Several studies evaluating short-term learning outcomes between TBL and other teaching pedagogies show similar or improved outcomes with TBL format [4,5,6,7,8,9,10,11,12,13]. However, few investigations examine effect of pedagogy on persistence of learning. In a study by Farland et al., TBL pedagogy was used for 17% of the topics in a therapeutics-based course and they found no difference in either short-term or long-term outcomes between the two pedagogies [9]. They also observed lack of effect on persistence of learning five months following the end of the course (TBL short term 81.84 ± 8.19%; didactic lecture short term 80.50 ± 7.10%, p = 0.369; TBL long term 63.65 ± 10.14%, didactic lecture long term 65.43 ± 10.11%, p = 0.419). Other studies employing cohort-type designs examining long-term outcomes similarly demonstrated significant deterioration of knowledge over time for both TBL and lecture [11,12]. One of these studies showed no difference in knowledge retention between the two pedagogies. The other study showed improved knowledge retention after 17 months with lecture-based learning (exam scores: 62.9 ± 19.3% vs. 54.9 ± 15.7%, p = 0.001).
Our findings and findings from previous studies highlight not only the need to assess long-term learning outcomes but also the need to develop approaches to improving long-term outcomes (or maintain short-term gains in learning). In part, due to accreditation standards (e.g., Accreditation Council for Pharmacy Education, findings of short-term learning gains and student perception on learning, active-learning methods are being incorporated into many curricula. Moves towards “flipped classrooms” and other active or technology driven pedagogies have out-paced broad assessment of these approaches. While there is no evidence that relying on students for initial exposure to content (flipped classroom) compromises their learning, the available evidence does not overwhelm and may not support the large effort/cost associated with moving from traditional instruction to active learning in general or TBL in particular.
Perhaps an important educational question to ask is how to maintain gains in learning over the long term and how to document these gains in a meaningful way. Active-learning pedagogies may have advantages over traditional lecture. In particular, they may enhance team skills, communication skills and clinical reasoning skills through engagement with higher order application exercises. These learning outcomes are largely unassessed, in large part due to unavailability of validated tools to assess them, or difficulty isolating impact of a pedagogy from other aspects in a health professions curriculum. Perhaps capstone type assessments at multiple time points throughout the curriculum may help students maintain short-term gains. Another consideration may be to evaluate long-term gain by evaluating clinical reasoning skills versus retention of knowledge.

- **Brief**: From the passage on learning retention, translate this sentence into Spanish: "Perhaps capstone type assessments at multiple time points throughout the curriculum may help students maintain short-term gains."

- **Material provided**:
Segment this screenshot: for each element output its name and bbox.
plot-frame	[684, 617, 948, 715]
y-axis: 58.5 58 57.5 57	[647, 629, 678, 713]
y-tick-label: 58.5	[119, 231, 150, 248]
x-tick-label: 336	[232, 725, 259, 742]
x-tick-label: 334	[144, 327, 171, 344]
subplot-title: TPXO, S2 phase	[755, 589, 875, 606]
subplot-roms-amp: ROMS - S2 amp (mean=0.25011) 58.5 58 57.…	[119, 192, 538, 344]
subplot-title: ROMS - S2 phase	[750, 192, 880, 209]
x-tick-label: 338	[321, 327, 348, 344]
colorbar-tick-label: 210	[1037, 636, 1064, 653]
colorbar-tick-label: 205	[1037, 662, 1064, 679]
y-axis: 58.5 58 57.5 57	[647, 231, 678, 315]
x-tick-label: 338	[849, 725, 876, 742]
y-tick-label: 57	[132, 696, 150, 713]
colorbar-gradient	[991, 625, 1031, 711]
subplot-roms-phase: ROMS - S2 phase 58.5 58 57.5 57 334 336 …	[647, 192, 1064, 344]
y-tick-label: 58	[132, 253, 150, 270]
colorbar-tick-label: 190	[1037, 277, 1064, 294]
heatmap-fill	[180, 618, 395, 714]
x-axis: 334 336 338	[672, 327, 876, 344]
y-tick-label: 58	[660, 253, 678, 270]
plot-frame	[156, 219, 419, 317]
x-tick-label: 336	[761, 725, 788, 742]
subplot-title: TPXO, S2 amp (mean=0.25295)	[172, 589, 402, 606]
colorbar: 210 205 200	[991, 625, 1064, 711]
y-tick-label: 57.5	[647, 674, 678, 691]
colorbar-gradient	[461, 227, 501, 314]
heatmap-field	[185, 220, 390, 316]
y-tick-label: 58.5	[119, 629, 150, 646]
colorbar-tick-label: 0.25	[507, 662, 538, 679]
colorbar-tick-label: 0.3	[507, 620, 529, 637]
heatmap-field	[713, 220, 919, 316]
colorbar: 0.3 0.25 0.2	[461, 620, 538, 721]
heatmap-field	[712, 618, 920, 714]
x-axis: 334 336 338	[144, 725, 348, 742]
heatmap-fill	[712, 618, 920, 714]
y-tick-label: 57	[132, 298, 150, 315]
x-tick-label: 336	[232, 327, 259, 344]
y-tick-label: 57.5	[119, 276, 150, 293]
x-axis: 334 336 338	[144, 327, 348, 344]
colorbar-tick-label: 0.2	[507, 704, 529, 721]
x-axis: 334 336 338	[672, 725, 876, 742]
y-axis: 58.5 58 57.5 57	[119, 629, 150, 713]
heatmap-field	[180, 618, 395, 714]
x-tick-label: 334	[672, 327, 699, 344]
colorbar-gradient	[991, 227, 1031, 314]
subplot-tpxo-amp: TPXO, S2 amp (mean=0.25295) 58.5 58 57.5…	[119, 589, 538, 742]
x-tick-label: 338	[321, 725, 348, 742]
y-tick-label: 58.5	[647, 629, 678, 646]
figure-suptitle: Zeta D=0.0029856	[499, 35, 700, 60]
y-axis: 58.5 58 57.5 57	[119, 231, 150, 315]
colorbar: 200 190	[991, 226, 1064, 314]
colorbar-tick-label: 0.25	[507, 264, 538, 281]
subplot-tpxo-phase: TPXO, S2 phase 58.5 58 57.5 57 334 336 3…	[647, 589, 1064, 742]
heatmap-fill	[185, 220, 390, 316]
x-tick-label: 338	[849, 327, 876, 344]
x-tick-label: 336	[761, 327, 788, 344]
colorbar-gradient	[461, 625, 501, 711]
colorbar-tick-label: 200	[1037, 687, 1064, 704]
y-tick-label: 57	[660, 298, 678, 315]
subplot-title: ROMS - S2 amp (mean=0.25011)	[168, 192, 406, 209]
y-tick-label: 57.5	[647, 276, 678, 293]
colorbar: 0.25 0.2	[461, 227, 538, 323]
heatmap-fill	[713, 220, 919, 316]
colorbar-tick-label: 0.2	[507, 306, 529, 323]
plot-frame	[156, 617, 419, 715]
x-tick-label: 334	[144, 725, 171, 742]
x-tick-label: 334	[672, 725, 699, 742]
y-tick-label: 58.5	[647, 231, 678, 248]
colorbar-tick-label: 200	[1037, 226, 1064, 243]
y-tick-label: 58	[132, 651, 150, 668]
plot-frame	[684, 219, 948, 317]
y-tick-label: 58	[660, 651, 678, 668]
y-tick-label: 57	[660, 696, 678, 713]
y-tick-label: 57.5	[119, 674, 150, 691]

- **Exercise answer**: Quizás las evaluaciones integradoras de tipo capstone en múltiples momentos a lo largo del plan de estudios puedan ayudar a los estudiantes a mantener las mejoras logradas a corto plazo.